Required task:
In the data below, find every line with the string "this" and pull it out.

Dataset records:

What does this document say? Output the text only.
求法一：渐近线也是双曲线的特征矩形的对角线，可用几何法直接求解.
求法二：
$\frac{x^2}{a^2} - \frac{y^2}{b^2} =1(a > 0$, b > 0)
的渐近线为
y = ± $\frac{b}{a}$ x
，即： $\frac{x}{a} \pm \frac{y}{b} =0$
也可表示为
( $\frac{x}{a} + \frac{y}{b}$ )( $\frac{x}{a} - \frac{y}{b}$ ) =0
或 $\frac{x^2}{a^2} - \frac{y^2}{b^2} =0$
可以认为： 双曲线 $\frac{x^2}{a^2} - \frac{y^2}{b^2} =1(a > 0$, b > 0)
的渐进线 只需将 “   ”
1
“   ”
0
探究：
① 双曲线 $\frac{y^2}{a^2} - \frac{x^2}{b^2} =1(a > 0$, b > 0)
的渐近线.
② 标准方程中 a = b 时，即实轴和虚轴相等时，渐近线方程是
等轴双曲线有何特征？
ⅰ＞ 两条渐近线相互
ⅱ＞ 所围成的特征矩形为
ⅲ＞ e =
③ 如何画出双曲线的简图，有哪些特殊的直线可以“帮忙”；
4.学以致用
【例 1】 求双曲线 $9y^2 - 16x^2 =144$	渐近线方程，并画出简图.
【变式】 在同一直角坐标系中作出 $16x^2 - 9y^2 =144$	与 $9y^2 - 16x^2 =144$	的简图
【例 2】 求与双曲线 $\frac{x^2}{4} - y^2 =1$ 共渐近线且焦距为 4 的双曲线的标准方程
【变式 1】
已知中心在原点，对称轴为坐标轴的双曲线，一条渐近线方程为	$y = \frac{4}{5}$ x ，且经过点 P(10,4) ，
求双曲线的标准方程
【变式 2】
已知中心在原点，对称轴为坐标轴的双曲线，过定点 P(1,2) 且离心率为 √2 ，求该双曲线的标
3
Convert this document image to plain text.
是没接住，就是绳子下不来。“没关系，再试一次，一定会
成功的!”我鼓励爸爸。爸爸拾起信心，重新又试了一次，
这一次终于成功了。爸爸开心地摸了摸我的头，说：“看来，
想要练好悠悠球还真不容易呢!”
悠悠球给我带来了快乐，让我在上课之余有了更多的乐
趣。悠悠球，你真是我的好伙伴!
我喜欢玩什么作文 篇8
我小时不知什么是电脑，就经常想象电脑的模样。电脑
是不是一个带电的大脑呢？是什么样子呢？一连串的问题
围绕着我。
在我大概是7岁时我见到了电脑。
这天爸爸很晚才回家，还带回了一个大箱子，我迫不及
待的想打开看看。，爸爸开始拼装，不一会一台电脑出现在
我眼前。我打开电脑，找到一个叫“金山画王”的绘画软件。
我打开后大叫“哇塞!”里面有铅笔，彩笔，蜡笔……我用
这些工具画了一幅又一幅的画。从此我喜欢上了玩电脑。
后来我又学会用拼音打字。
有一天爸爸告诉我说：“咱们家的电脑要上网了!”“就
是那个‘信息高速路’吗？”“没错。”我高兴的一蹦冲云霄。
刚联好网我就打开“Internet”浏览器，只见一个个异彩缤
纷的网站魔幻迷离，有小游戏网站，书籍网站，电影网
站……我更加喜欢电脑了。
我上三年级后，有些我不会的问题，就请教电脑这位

Answer to the problem:
What does this document say? Output the text only.
Convert this document image to plain text.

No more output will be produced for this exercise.